- _Provided data_:
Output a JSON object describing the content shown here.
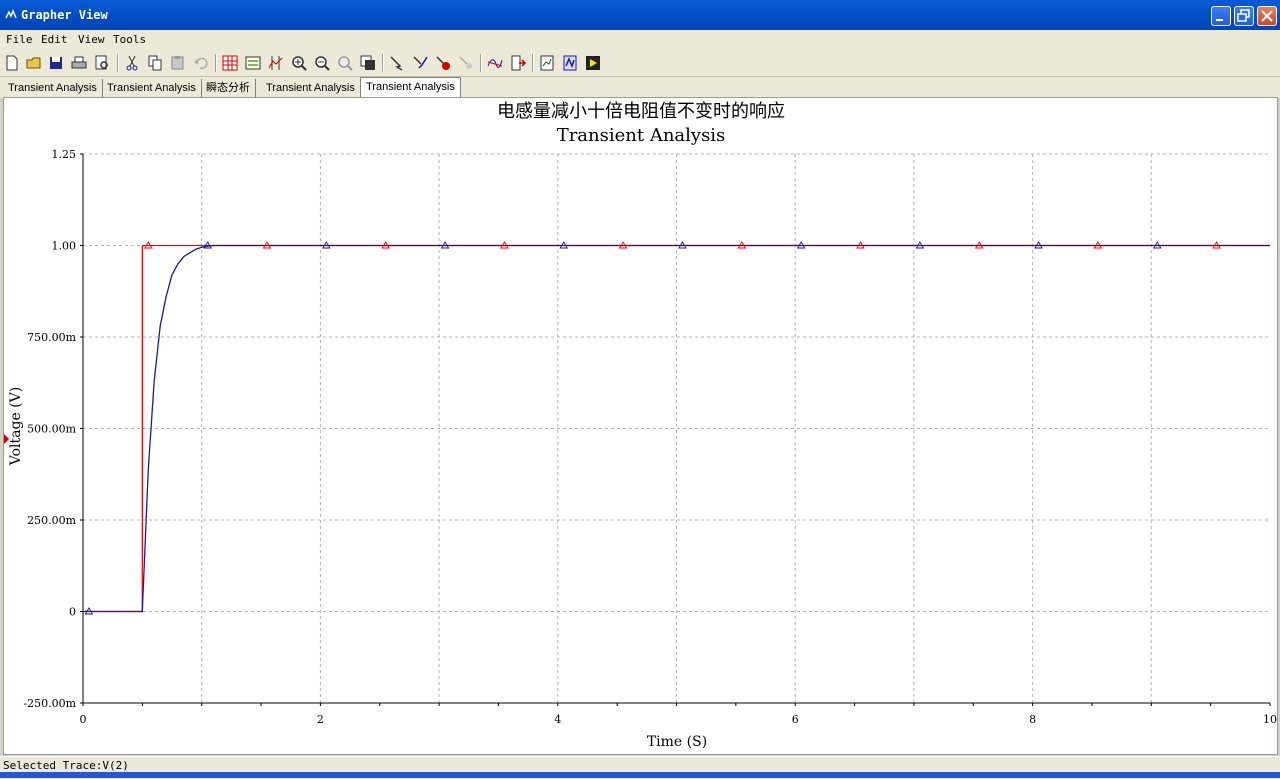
{
  "window": {
    "title": "Grapher View"
  },
  "menu": [
    "File",
    "Edit",
    "View",
    "Tools"
  ],
  "toolbar": {
    "icons": [
      "new-icon",
      "open-icon",
      "save-icon",
      "print-icon",
      "print-preview-icon",
      "cut-icon",
      "copy-icon",
      "paste-icon",
      "undo-icon",
      "grid-icon",
      "legend-icon",
      "cursors-icon",
      "zoom-in-icon",
      "zoom-out-icon",
      "zoom-full-icon",
      "overlay-icon",
      "select-marks-icon",
      "pick-trace-icon",
      "reverse-colors-icon",
      "clear-icon",
      "show-cursor-icon",
      "export-excel-icon",
      "properties-icon",
      "add-trace-icon",
      "export-labview-icon"
    ]
  },
  "tabs": [
    "Transient Analysis",
    "Transient Analysis",
    "瞬态分析",
    "Transient Analysis",
    "Transient Analysis"
  ],
  "active_tab": 4,
  "colors": {
    "trace_red": "#ff0000",
    "trace_blue": "#1a1aa6",
    "grid": "#b4b4b4",
    "titlebar": "#0350c8"
  },
  "status": "Selected Trace:V(2)",
  "chart_data": {
    "type": "line",
    "title": "电感量减小十倍电阻值不变时的响应",
    "subtitle": "Transient Analysis",
    "xlabel": "Time (S)",
    "ylabel": "Voltage (V)",
    "xlim": [
      0,
      10
    ],
    "ylim": [
      -0.25,
      1.25
    ],
    "xticks": [
      0,
      2,
      4,
      6,
      8,
      10
    ],
    "xtick_labels": [
      "0",
      "2",
      "4",
      "6",
      "8",
      "10"
    ],
    "yticks": [
      -0.25,
      0,
      0.25,
      0.5,
      0.75,
      1.0,
      1.25
    ],
    "ytick_labels": [
      "-250.00m",
      "0",
      "250.00m",
      "500.00m",
      "750.00m",
      "1.00",
      "1.25"
    ],
    "grid": true,
    "series": [
      {
        "color": "#ff0000",
        "x": [
          0,
          0.5,
          0.5,
          10
        ],
        "y": [
          0,
          0,
          1,
          1
        ]
      },
      {
        "color": "#1a1aa6",
        "x": [
          0,
          0.5,
          0.55,
          0.6,
          0.65,
          0.7,
          0.75,
          0.8,
          0.85,
          0.9,
          0.95,
          1.0,
          1.05,
          1.1,
          10
        ],
        "y": [
          0,
          0,
          0.39,
          0.63,
          0.78,
          0.86,
          0.92,
          0.95,
          0.97,
          0.98,
          0.99,
          0.995,
          0.998,
          1.0,
          1.0
        ]
      }
    ],
    "markers": [
      0.05,
      0.55,
      1.05,
      1.55,
      2.05,
      2.55,
      3.05,
      3.55,
      4.05,
      4.55,
      5.05,
      5.55,
      6.05,
      6.55,
      7.05,
      7.55,
      8.05,
      8.55,
      9.05,
      9.55
    ]
  }
}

- _What you have to do_:
Copy the listing over exactly, skipping the pictures it holds.

- _Final result_:
Output a JSON object describing the content shown here.
{
  "window": {
    "title": "Grapher View"
  },
  "menu": [
    "File",
    "Edit",
    "View",
    "Tools"
  ],
  "toolbar": {
    "icons": [
      "new-icon",
      "open-icon",
      "save-icon",
      "print-icon",
      "print-preview-icon",
      "cut-icon",
      "copy-icon",
      "paste-icon",
      "undo-icon",
      "grid-icon",
      "legend-icon",
      "cursors-icon",
      "zoom-in-icon",
      "zoom-out-icon",
      "zoom-full-icon",
      "overlay-icon",
      "select-marks-icon",
      "pick-trace-icon",
      "reverse-colors-icon",
      "clear-icon",
      "show-cursor-icon",
      "export-excel-icon",
      "properties-icon",
      "add-trace-icon",
      "export-labview-icon"
    ]
  },
  "tabs": [
    "Transient Analysis",
    "Transient Analysis",
    "瞬态分析",
    "Transient Analysis",
    "Transient Analysis"
  ],
  "active_tab": 4,
  "colors": {
    "trace_red": "#ff0000",
    "trace_blue": "#1a1aa6",
    "grid": "#b4b4b4",
    "titlebar": "#0350c8"
  },
  "status": "Selected Trace:V(2)",
  "chart_data": {
    "type": "line",
    "title": "电感量减小十倍电阻值不变时的响应",
    "subtitle": "Transient Analysis",
    "xlabel": "Time (S)",
    "ylabel": "Voltage (V)",
    "xlim": [
      0,
      10
    ],
    "ylim": [
      -0.25,
      1.25
    ],
    "xticks": [
      0,
      2,
      4,
      6,
      8,
      10
    ],
    "xtick_labels": [
      "0",
      "2",
      "4",
      "6",
      "8",
      "10"
    ],
    "yticks": [
      -0.25,
      0,
      0.25,
      0.5,
      0.75,
      1.0,
      1.25
    ],
    "ytick_labels": [
      "-250.00m",
      "0",
      "250.00m",
      "500.00m",
      "750.00m",
      "1.00",
      "1.25"
    ],
    "grid": true,
    "series": [
      {
        "color": "#ff0000",
        "x": [
          0,
          0.5,
          0.5,
          10
        ],
        "y": [
          0,
          0,
          1,
          1
        ]
      },
      {
        "color": "#1a1aa6",
        "x": [
          0,
          0.5,
          0.55,
          0.6,
          0.65,
          0.7,
          0.75,
          0.8,
          0.85,
          0.9,
          0.95,
          1.0,
          1.05,
          1.1,
          10
        ],
        "y": [
          0,
          0,
          0.39,
          0.63,
          0.78,
          0.86,
          0.92,
          0.95,
          0.97,
          0.98,
          0.99,
          0.995,
          0.998,
          1.0,
          1.0
        ]
      }
    ],
    "markers": [
      0.05,
      0.55,
      1.05,
      1.55,
      2.05,
      2.55,
      3.05,
      3.55,
      4.05,
      4.55,
      5.05,
      5.55,
      6.05,
      6.55,
      7.05,
      7.55,
      8.05,
      8.55,
      9.05,
      9.55
    ]
  }
}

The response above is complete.